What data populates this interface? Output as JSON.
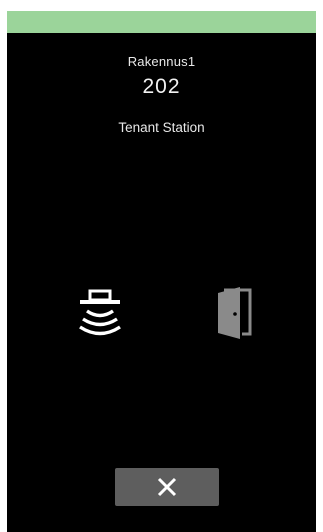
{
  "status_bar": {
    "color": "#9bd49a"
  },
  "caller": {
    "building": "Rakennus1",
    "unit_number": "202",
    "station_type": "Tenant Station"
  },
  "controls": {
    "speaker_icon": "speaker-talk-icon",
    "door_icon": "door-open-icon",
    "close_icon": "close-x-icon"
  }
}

####################

■ Directive:
Repeat the records above exactly, leaving out any pictures they contain.

■ Response to the exercise:
What data populates this interface? Output as JSON.
{
  "status_bar": {
    "color": "#9bd49a"
  },
  "caller": {
    "building": "Rakennus1",
    "unit_number": "202",
    "station_type": "Tenant Station"
  },
  "controls": {
    "speaker_icon": "speaker-talk-icon",
    "door_icon": "door-open-icon",
    "close_icon": "close-x-icon"
  }
}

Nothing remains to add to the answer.